## PROBLEM REQUIREMENTS
Identify the lines that contain the string "Your" and copy all of them.

Stored items:
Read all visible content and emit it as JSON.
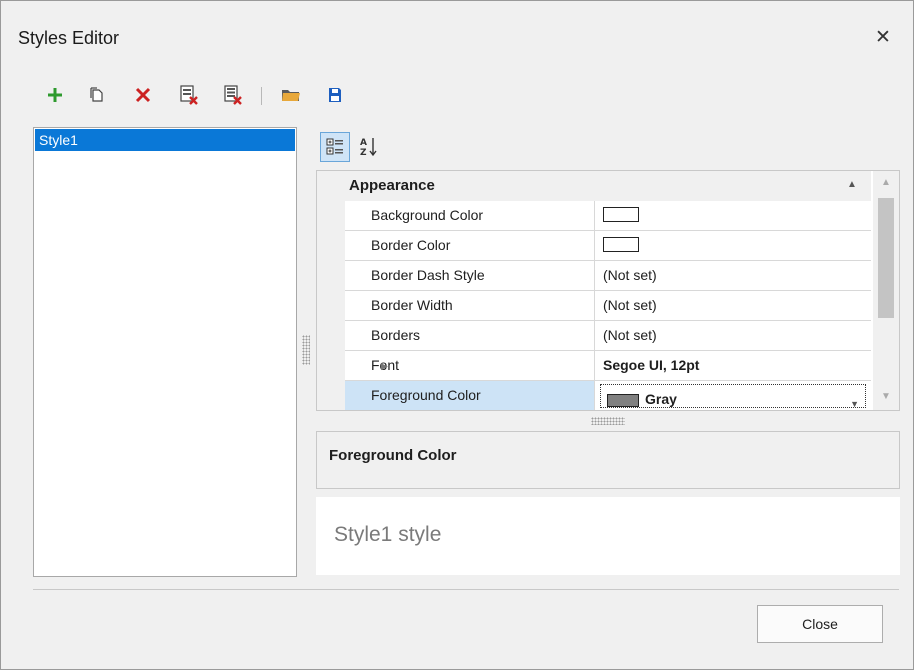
{
  "window": {
    "title": "Styles Editor",
    "close_glyph": "✕"
  },
  "toolbar": {
    "buttons": [
      {
        "name": "add-style-button",
        "icon": "plus-icon"
      },
      {
        "name": "copy-style-button",
        "icon": "copy-icon"
      },
      {
        "name": "delete-style-button",
        "icon": "delete-icon"
      },
      {
        "name": "remove-unused-button",
        "icon": "purge-icon"
      },
      {
        "name": "remove-all-button",
        "icon": "clear-all-icon"
      },
      {
        "name": "open-button",
        "icon": "folder-icon"
      },
      {
        "name": "save-button",
        "icon": "save-icon"
      }
    ]
  },
  "styles_list": {
    "items": [
      "Style1"
    ],
    "selected": "Style1"
  },
  "property_grid": {
    "toolbar": [
      "categorized-icon",
      "alphabetical-icon"
    ],
    "category": "Appearance",
    "rows": [
      {
        "name": "Background Color",
        "value": "",
        "swatch": "#ffffff"
      },
      {
        "name": "Border Color",
        "value": "",
        "swatch": "#ffffff"
      },
      {
        "name": "Border Dash Style",
        "value": "(Not set)"
      },
      {
        "name": "Border Width",
        "value": "(Not set)"
      },
      {
        "name": "Borders",
        "value": "(Not set)"
      },
      {
        "name": "Font",
        "value": "Segoe UI, 12pt",
        "expandable": true,
        "bold": true
      },
      {
        "name": "Foreground Color",
        "value": "Gray",
        "swatch": "#808080",
        "selected": true
      }
    ]
  },
  "description": {
    "title": "Foreground Color"
  },
  "preview": {
    "text": "Style1 style"
  },
  "footer": {
    "close_label": "Close"
  }
}
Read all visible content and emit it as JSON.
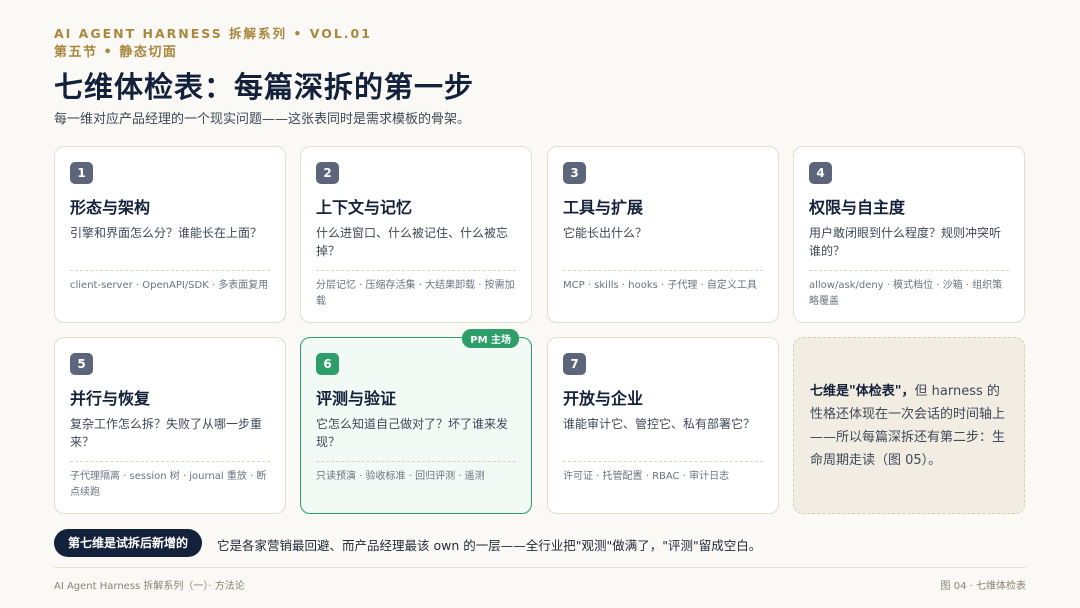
{
  "header": {
    "kicker": "AI AGENT HARNESS 拆解系列 • VOL.01",
    "section": "第五节 • 静态切面",
    "title": "七维体检表：每篇深拆的第一步",
    "subtitle": "每一维对应产品经理的一个现实问题——这张表同时是需求模板的骨架。"
  },
  "cards": [
    {
      "num": "1",
      "title": "形态与架构",
      "question": "引擎和界面怎么分？谁能长在上面？",
      "tags": "client-server · OpenAPI/SDK · 多表面复用"
    },
    {
      "num": "2",
      "title": "上下文与记忆",
      "question": "什么进窗口、什么被记住、什么被忘掉？",
      "tags": "分层记忆 · 压缩存活集 · 大结果卸载 · 按需加载"
    },
    {
      "num": "3",
      "title": "工具与扩展",
      "question": "它能长出什么？",
      "tags": "MCP · skills · hooks · 子代理 · 自定义工具"
    },
    {
      "num": "4",
      "title": "权限与自主度",
      "question": "用户敢闭眼到什么程度？规则冲突听谁的？",
      "tags": "allow/ask/deny · 模式档位 · 沙箱 · 组织策略覆盖"
    },
    {
      "num": "5",
      "title": "并行与恢复",
      "question": "复杂工作怎么拆？失败了从哪一步重来？",
      "tags": "子代理隔离 · session 树 · journal 重放 · 断点续跑"
    },
    {
      "num": "6",
      "title": "评测与验证",
      "question": "它怎么知道自己做对了？坏了谁来发现？",
      "tags": "只读预演 · 验收标准 · 回归评测 · 遥测",
      "badge": "PM 主场"
    },
    {
      "num": "7",
      "title": "开放与企业",
      "question": "谁能审计它、管控它、私有部署它？",
      "tags": "许可证 · 托管配置 · RBAC · 审计日志"
    }
  ],
  "note": {
    "bold": "七维是\"体检表\"，",
    "text": "但 harness 的性格还体现在一次会话的时间轴上——所以每篇深拆还有第二步：生命周期走读（图 05）。"
  },
  "callout": {
    "pill": "第七维是试拆后新增的",
    "text": "它是各家营销最回避、而产品经理最该 own 的一层——全行业把\"观测\"做满了，\"评测\"留成空白。"
  },
  "footer": {
    "left": "AI Agent Harness 拆解系列（一）· 方法论",
    "right": "图 04 · 七维体检表"
  }
}
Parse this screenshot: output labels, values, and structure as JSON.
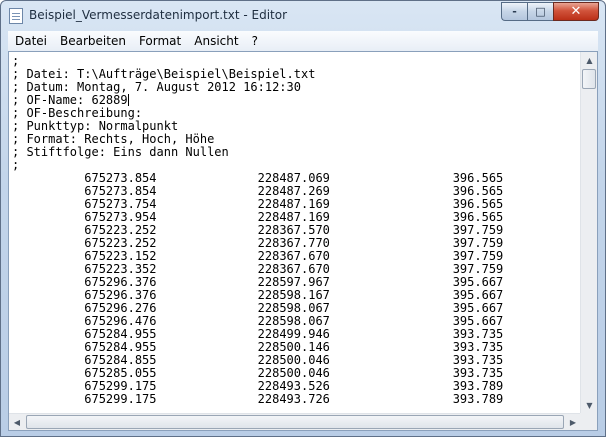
{
  "window": {
    "title": "Beispiel_Vermesserdatenimport.txt - Editor"
  },
  "caption_buttons": {
    "minimize": "-",
    "maximize": "□",
    "close": "✕"
  },
  "menu": [
    "Datei",
    "Bearbeiten",
    "Format",
    "Ansicht",
    "?"
  ],
  "header_lines": [
    ";",
    "; Datei: T:\\Aufträge\\Beispiel\\Beispiel.txt",
    "; Datum: Montag, 7. August 2012 16:12:30",
    "; OF-Name: 62889",
    "; OF-Beschreibung:",
    "; Punkttyp: Normalpunkt",
    "; Format: Rechts, Hoch, Höhe",
    "; Stiftfolge: Eins dann Nullen",
    ";"
  ],
  "data_rows": [
    [
      "675273.854",
      "228487.069",
      "396.565"
    ],
    [
      "675273.854",
      "228487.269",
      "396.565"
    ],
    [
      "675273.754",
      "228487.169",
      "396.565"
    ],
    [
      "675273.954",
      "228487.169",
      "396.565"
    ],
    [
      "675223.252",
      "228367.570",
      "397.759"
    ],
    [
      "675223.252",
      "228367.770",
      "397.759"
    ],
    [
      "675223.152",
      "228367.670",
      "397.759"
    ],
    [
      "675223.352",
      "228367.670",
      "397.759"
    ],
    [
      "675296.376",
      "228597.967",
      "395.667"
    ],
    [
      "675296.376",
      "228598.167",
      "395.667"
    ],
    [
      "675296.276",
      "228598.067",
      "395.667"
    ],
    [
      "675296.476",
      "228598.067",
      "395.667"
    ],
    [
      "675284.955",
      "228499.946",
      "393.735"
    ],
    [
      "675284.955",
      "228500.146",
      "393.735"
    ],
    [
      "675284.855",
      "228500.046",
      "393.735"
    ],
    [
      "675285.055",
      "228500.046",
      "393.735"
    ],
    [
      "675299.175",
      "228493.526",
      "393.789"
    ],
    [
      "675299.175",
      "228493.726",
      "393.789"
    ]
  ],
  "scroll_icons": {
    "up": "▲",
    "down": "▼",
    "left": "◀",
    "right": "▶"
  }
}
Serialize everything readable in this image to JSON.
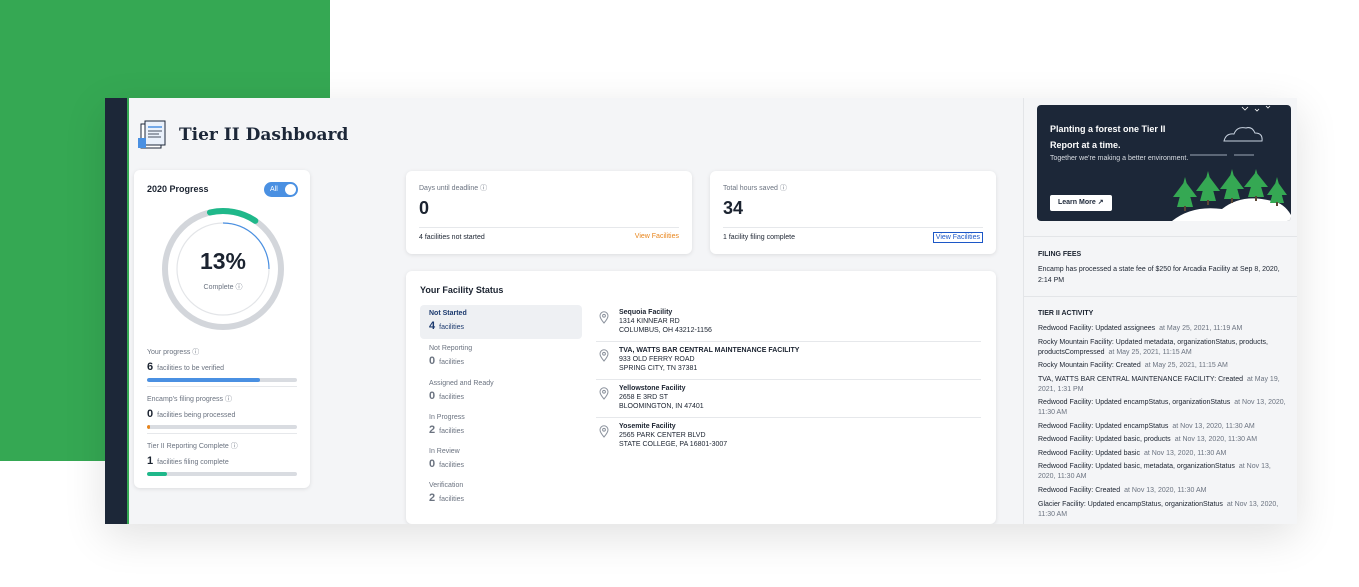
{
  "colors": {
    "brand_green": "#35a853",
    "navy": "#1c2738",
    "accent_blue": "#4a90e2",
    "link_orange": "#e8851c"
  },
  "header": {
    "title": "Tier II Dashboard",
    "icon": "document-stack-icon"
  },
  "progress": {
    "title": "2020 Progress",
    "toggle_label": "All",
    "percent": "13%",
    "percent_value": 13,
    "complete_label": "Complete",
    "items": [
      {
        "label": "Your progress",
        "count": "6",
        "text": "facilities to be verified",
        "fill": 0.75,
        "color": "#4a90e2"
      },
      {
        "label": "Encamp's filing progress",
        "count": "0",
        "text": "facilities being processed",
        "fill": 0.02,
        "color": "#e8851c"
      },
      {
        "label": "Tier II Reporting Complete",
        "count": "1",
        "text": "facilities filing complete",
        "fill": 0.13,
        "color": "#1fb88a"
      }
    ]
  },
  "stats": {
    "deadline": {
      "label": "Days until deadline",
      "value": "0",
      "footer": "4 facilities not started",
      "link": "View Facilities"
    },
    "hours": {
      "label": "Total hours saved",
      "value": "34",
      "footer": "1 facility filing complete",
      "link": "View Facilities"
    }
  },
  "facility_status": {
    "title": "Your Facility Status",
    "statuses": [
      {
        "name": "Not Started",
        "count": "4",
        "unit": "facilities"
      },
      {
        "name": "Not Reporting",
        "count": "0",
        "unit": "facilities"
      },
      {
        "name": "Assigned and Ready",
        "count": "0",
        "unit": "facilities"
      },
      {
        "name": "In Progress",
        "count": "2",
        "unit": "facilities"
      },
      {
        "name": "In Review",
        "count": "0",
        "unit": "facilities"
      },
      {
        "name": "Verification",
        "count": "2",
        "unit": "facilities"
      }
    ],
    "facilities": [
      {
        "name": "Sequoia Facility",
        "line1": "1314 KINNEAR RD",
        "line2": "COLUMBUS, OH 43212-1156"
      },
      {
        "name": "TVA, WATTS BAR CENTRAL MAINTENANCE FACILITY",
        "line1": "933 OLD FERRY ROAD",
        "line2": "SPRING CITY, TN 37381"
      },
      {
        "name": "Yellowstone Facility",
        "line1": "2658 E 3RD ST",
        "line2": "BLOOMINGTON, IN 47401"
      },
      {
        "name": "Yosemite Facility",
        "line1": "2565 PARK CENTER BLVD",
        "line2": "STATE COLLEGE, PA 16801-3007"
      }
    ]
  },
  "promo": {
    "title": "Planting a forest one Tier II Report at a time.",
    "subtitle": "Together we're making a better environment.",
    "button": "Learn More"
  },
  "filing_fees": {
    "heading": "FILING FEES",
    "text": "Encamp has processed a state fee of $250 for Arcadia Facility at Sep 8, 2020, 2:14 PM"
  },
  "activity": {
    "heading": "TIER II ACTIVITY",
    "items": [
      {
        "text": "Redwood Facility: Updated assignees",
        "time": "at May 25, 2021, 11:19 AM"
      },
      {
        "text": "Rocky Mountain Facility: Updated metadata, organizationStatus, products, productsCompressed",
        "time": "at May 25, 2021, 11:15 AM"
      },
      {
        "text": "Rocky Mountain Facility: Created",
        "time": "at May 25, 2021, 11:15 AM"
      },
      {
        "text": "TVA, WATTS BAR CENTRAL MAINTENANCE FACILITY: Created",
        "time": "at May 19, 2021, 1:31 PM"
      },
      {
        "text": "Redwood Facility: Updated encampStatus, organizationStatus",
        "time": "at Nov 13, 2020, 11:30 AM"
      },
      {
        "text": "Redwood Facility: Updated encampStatus",
        "time": "at Nov 13, 2020, 11:30 AM"
      },
      {
        "text": "Redwood Facility: Updated basic, products",
        "time": "at Nov 13, 2020, 11:30 AM"
      },
      {
        "text": "Redwood Facility: Updated basic",
        "time": "at Nov 13, 2020, 11:30 AM"
      },
      {
        "text": "Redwood Facility: Updated basic, metadata, organizationStatus",
        "time": "at Nov 13, 2020, 11:30 AM"
      },
      {
        "text": "Redwood Facility: Created",
        "time": "at Nov 13, 2020, 11:30 AM"
      },
      {
        "text": "Glacier Facility: Updated encampStatus, organizationStatus",
        "time": "at Nov 13, 2020, 11:30 AM"
      }
    ]
  }
}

## ANSWER TO THE EXERCISE
        "label": "Your progress",
    "title": "Your Facility Status",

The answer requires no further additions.